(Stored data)

## Start

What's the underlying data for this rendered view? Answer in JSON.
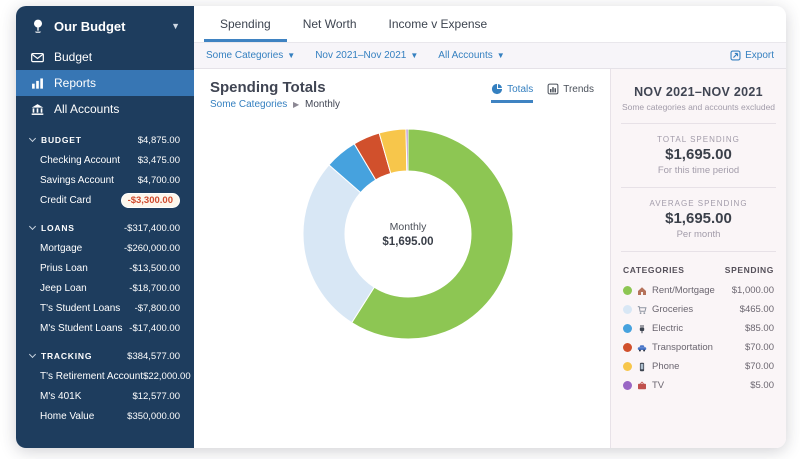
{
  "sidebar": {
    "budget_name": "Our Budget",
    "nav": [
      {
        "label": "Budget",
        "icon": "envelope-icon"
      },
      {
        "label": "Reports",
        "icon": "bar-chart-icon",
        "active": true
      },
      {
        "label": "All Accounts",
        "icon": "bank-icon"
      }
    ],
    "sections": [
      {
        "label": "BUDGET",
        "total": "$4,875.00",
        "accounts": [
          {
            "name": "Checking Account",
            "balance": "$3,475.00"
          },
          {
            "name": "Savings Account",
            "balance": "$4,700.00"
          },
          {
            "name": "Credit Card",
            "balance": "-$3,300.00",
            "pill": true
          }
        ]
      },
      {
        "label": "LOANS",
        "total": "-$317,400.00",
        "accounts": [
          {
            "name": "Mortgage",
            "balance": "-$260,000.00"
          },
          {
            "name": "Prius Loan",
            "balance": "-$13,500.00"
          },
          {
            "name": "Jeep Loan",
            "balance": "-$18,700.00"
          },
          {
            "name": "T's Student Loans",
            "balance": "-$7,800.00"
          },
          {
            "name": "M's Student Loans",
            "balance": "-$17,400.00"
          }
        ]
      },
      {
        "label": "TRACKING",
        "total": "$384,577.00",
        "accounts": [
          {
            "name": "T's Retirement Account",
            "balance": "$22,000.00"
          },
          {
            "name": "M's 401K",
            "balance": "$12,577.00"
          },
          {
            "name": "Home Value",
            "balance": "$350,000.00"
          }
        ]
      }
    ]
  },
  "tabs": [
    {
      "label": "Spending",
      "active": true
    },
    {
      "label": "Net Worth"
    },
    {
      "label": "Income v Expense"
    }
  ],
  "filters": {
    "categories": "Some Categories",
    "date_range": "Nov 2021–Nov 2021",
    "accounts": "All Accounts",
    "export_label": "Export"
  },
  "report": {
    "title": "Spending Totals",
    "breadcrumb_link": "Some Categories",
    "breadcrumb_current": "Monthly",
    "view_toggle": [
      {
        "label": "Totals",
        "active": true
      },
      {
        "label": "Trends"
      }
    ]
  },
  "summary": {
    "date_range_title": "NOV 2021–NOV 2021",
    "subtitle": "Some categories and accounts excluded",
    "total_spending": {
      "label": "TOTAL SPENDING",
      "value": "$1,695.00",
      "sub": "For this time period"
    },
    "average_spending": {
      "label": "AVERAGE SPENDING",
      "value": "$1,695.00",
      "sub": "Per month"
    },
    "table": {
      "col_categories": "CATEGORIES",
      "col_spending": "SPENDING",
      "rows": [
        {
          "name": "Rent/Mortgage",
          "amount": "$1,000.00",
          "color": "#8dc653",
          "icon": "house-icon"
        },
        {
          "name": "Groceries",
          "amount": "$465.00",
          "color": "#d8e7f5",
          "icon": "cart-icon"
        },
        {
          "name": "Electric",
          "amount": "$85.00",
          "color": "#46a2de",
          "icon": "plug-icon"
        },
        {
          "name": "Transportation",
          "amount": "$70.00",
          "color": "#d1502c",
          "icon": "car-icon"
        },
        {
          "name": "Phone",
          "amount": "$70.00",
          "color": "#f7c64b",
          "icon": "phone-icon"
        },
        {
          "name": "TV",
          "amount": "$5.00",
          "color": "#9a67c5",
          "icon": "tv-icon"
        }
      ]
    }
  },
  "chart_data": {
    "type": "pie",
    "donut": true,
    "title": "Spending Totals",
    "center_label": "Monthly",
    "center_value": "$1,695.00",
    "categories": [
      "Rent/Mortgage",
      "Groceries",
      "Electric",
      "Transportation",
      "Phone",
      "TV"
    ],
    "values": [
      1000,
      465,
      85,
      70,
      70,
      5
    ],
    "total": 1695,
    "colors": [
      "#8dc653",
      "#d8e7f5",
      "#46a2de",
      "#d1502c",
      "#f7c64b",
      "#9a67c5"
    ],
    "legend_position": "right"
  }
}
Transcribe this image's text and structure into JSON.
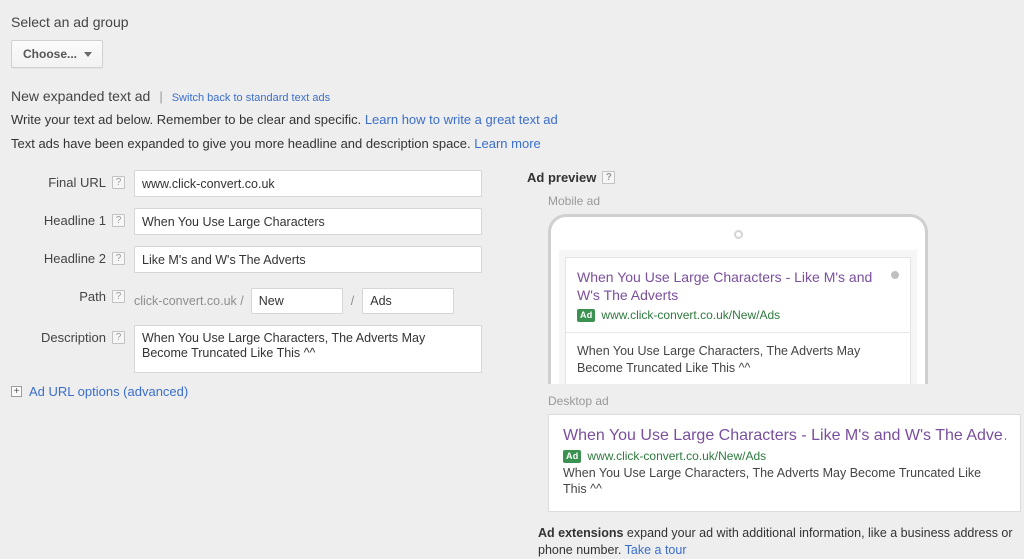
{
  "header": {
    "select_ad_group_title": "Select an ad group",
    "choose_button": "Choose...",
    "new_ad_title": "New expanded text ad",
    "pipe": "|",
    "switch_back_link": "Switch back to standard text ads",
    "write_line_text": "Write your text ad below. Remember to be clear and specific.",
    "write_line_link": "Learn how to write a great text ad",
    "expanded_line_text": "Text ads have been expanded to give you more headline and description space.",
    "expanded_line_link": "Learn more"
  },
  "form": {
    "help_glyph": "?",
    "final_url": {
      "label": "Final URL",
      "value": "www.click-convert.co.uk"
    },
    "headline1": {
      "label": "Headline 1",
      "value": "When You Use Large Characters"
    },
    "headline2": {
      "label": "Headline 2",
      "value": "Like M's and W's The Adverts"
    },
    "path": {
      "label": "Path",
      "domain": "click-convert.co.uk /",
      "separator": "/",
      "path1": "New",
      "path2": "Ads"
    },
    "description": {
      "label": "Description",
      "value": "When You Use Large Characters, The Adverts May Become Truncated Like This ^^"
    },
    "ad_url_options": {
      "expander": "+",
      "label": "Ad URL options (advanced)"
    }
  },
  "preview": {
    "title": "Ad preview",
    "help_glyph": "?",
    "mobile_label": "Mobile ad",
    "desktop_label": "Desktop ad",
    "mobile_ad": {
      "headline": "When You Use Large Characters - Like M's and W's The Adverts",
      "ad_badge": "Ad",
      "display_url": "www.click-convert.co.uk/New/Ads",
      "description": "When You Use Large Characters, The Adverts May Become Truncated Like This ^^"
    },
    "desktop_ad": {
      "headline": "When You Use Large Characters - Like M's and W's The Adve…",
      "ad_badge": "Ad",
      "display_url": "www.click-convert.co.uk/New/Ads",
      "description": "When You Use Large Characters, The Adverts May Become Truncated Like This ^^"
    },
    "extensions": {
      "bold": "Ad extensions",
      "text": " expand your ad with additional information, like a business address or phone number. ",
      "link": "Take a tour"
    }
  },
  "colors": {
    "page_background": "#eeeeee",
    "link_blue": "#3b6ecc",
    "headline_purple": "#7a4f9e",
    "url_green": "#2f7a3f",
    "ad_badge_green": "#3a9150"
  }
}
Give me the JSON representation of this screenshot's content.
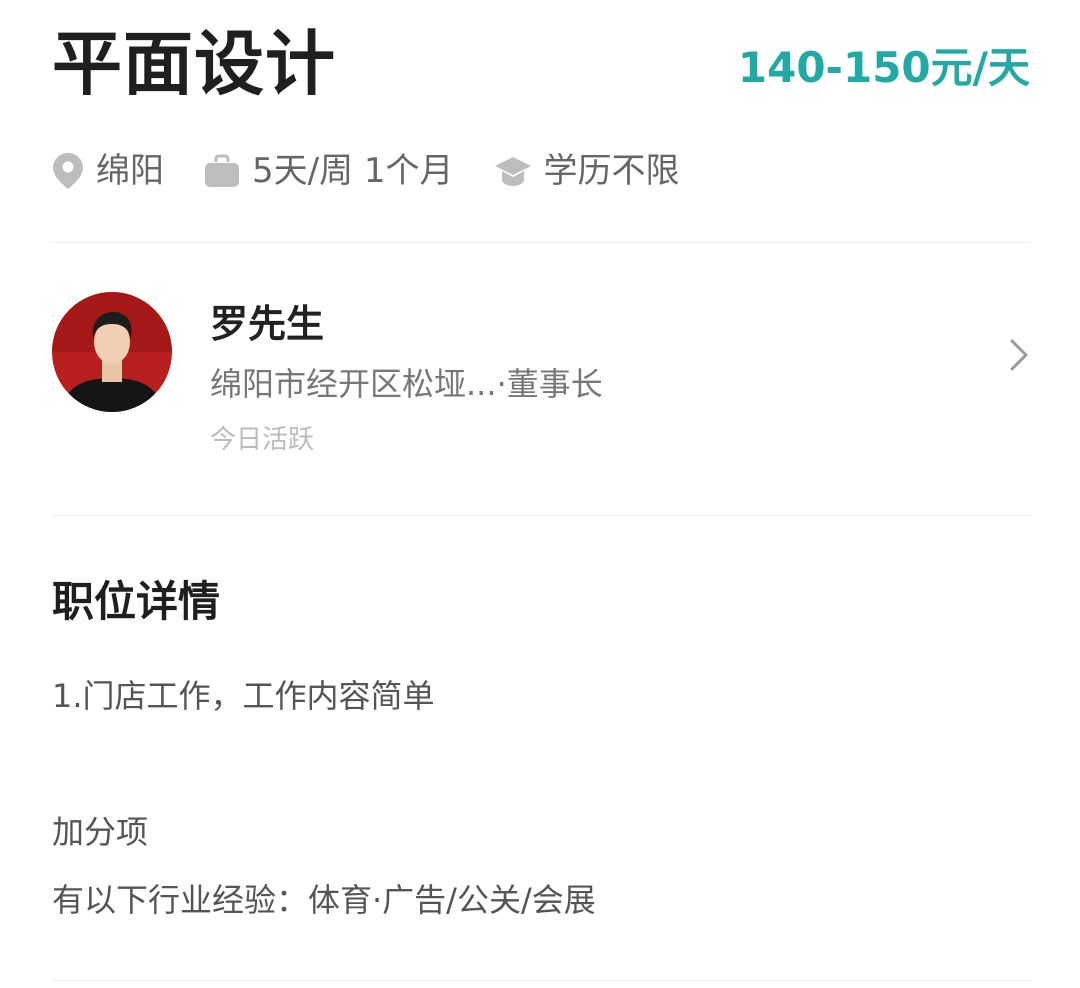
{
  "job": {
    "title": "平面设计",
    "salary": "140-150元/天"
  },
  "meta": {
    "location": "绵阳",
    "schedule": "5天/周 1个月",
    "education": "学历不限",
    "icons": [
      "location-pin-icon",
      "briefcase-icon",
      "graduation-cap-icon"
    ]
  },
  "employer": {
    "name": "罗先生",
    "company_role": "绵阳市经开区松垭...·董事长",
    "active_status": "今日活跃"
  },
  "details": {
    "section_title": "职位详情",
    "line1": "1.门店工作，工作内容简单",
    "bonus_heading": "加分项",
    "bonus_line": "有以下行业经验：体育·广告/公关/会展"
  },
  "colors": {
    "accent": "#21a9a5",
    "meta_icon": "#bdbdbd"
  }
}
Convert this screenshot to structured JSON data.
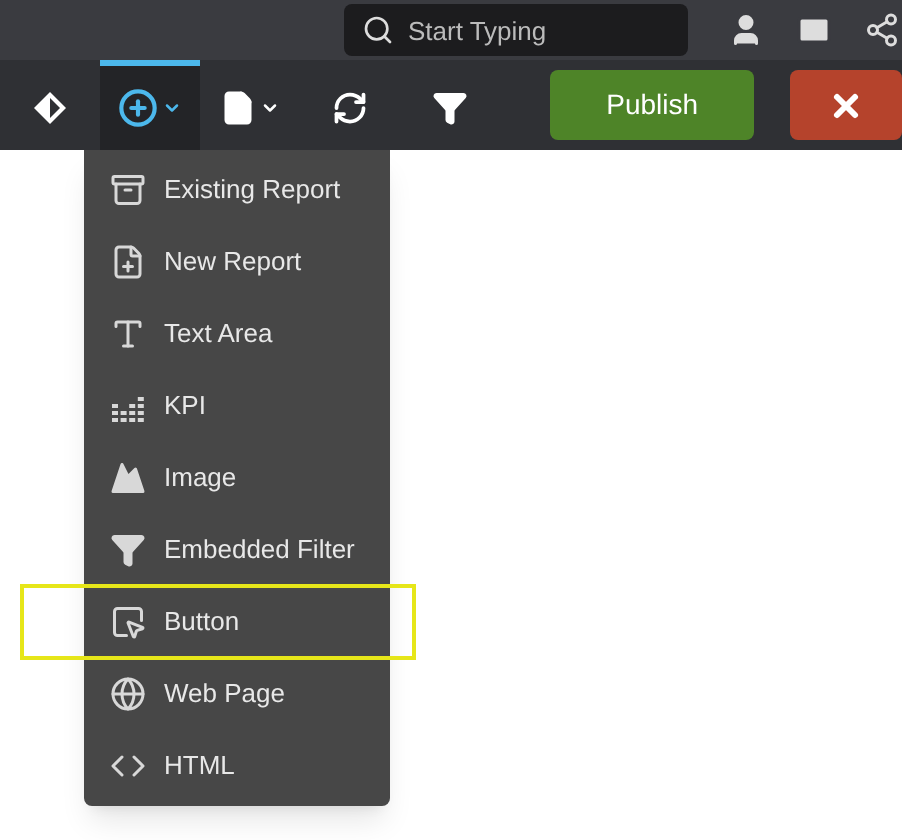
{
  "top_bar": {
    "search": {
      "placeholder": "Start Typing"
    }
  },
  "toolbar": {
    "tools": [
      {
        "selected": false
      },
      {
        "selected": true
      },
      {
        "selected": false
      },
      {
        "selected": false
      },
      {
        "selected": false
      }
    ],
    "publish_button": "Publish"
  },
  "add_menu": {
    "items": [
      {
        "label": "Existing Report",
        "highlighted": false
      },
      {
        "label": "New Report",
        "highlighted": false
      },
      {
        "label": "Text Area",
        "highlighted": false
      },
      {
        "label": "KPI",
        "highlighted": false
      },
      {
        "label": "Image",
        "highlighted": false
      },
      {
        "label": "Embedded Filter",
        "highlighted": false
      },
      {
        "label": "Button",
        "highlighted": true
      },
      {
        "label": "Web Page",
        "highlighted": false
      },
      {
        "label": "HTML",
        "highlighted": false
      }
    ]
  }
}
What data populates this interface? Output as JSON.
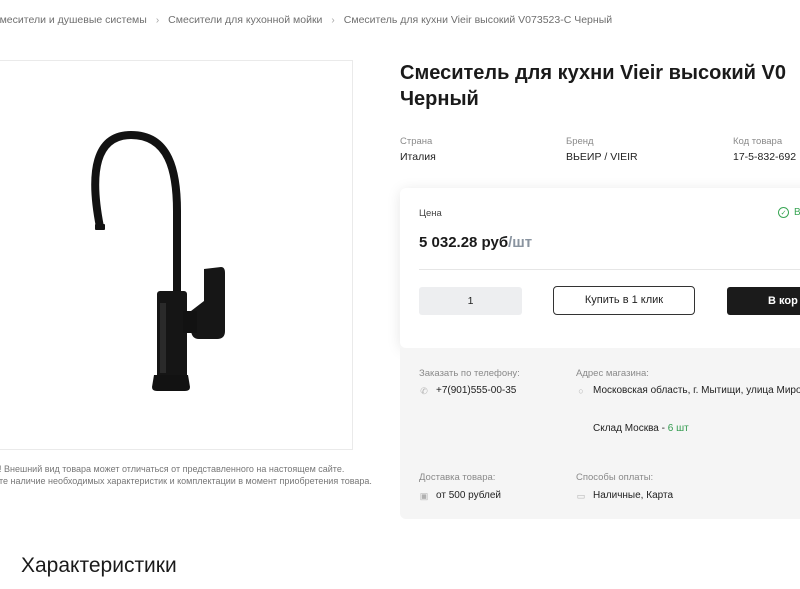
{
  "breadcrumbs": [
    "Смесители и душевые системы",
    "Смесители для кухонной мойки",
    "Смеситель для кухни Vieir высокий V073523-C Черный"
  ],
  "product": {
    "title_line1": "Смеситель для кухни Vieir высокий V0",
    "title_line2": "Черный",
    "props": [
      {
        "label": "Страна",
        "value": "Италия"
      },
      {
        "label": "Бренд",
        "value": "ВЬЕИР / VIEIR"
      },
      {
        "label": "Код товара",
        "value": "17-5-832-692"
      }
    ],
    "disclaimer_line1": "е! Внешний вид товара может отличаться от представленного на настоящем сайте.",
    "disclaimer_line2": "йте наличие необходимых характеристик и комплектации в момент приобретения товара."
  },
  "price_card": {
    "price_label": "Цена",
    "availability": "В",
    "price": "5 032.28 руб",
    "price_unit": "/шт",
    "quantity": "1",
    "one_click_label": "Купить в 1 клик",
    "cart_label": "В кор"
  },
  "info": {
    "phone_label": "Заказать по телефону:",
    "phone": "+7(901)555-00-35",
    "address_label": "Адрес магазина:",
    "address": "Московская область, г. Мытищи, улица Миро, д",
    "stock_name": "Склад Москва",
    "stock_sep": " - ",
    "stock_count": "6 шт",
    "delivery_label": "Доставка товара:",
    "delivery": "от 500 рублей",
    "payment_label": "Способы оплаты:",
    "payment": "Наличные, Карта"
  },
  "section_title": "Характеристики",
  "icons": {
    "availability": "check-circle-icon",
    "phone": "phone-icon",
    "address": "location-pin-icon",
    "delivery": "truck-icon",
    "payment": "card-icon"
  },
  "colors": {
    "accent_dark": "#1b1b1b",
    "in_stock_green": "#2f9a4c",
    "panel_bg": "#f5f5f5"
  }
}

## End

Write out exactly the lines beginning with the line that holds "What data populates" and ending with the final line of the data, both ends included, without the pictures.

*WRITTEN SOLUTION*
What data populates this interface? Output as JSON.
{
  "breadcrumbs": [
    "Смесители и душевые системы",
    "Смесители для кухонной мойки",
    "Смеситель для кухни Vieir высокий V073523-C Черный"
  ],
  "product": {
    "title_line1": "Смеситель для кухни Vieir высокий V0",
    "title_line2": "Черный",
    "props": [
      {
        "label": "Страна",
        "value": "Италия"
      },
      {
        "label": "Бренд",
        "value": "ВЬЕИР / VIEIR"
      },
      {
        "label": "Код товара",
        "value": "17-5-832-692"
      }
    ],
    "disclaimer_line1": "е! Внешний вид товара может отличаться от представленного на настоящем сайте.",
    "disclaimer_line2": "йте наличие необходимых характеристик и комплектации в момент приобретения товара."
  },
  "price_card": {
    "price_label": "Цена",
    "availability": "В",
    "price": "5 032.28 руб",
    "price_unit": "/шт",
    "quantity": "1",
    "one_click_label": "Купить в 1 клик",
    "cart_label": "В кор"
  },
  "info": {
    "phone_label": "Заказать по телефону:",
    "phone": "+7(901)555-00-35",
    "address_label": "Адрес магазина:",
    "address": "Московская область, г. Мытищи, улица Миро, д",
    "stock_name": "Склад Москва",
    "stock_sep": " - ",
    "stock_count": "6 шт",
    "delivery_label": "Доставка товара:",
    "delivery": "от 500 рублей",
    "payment_label": "Способы оплаты:",
    "payment": "Наличные, Карта"
  },
  "section_title": "Характеристики",
  "icons": {
    "availability": "check-circle-icon",
    "phone": "phone-icon",
    "address": "location-pin-icon",
    "delivery": "truck-icon",
    "payment": "card-icon"
  },
  "colors": {
    "accent_dark": "#1b1b1b",
    "in_stock_green": "#2f9a4c",
    "panel_bg": "#f5f5f5"
  }
}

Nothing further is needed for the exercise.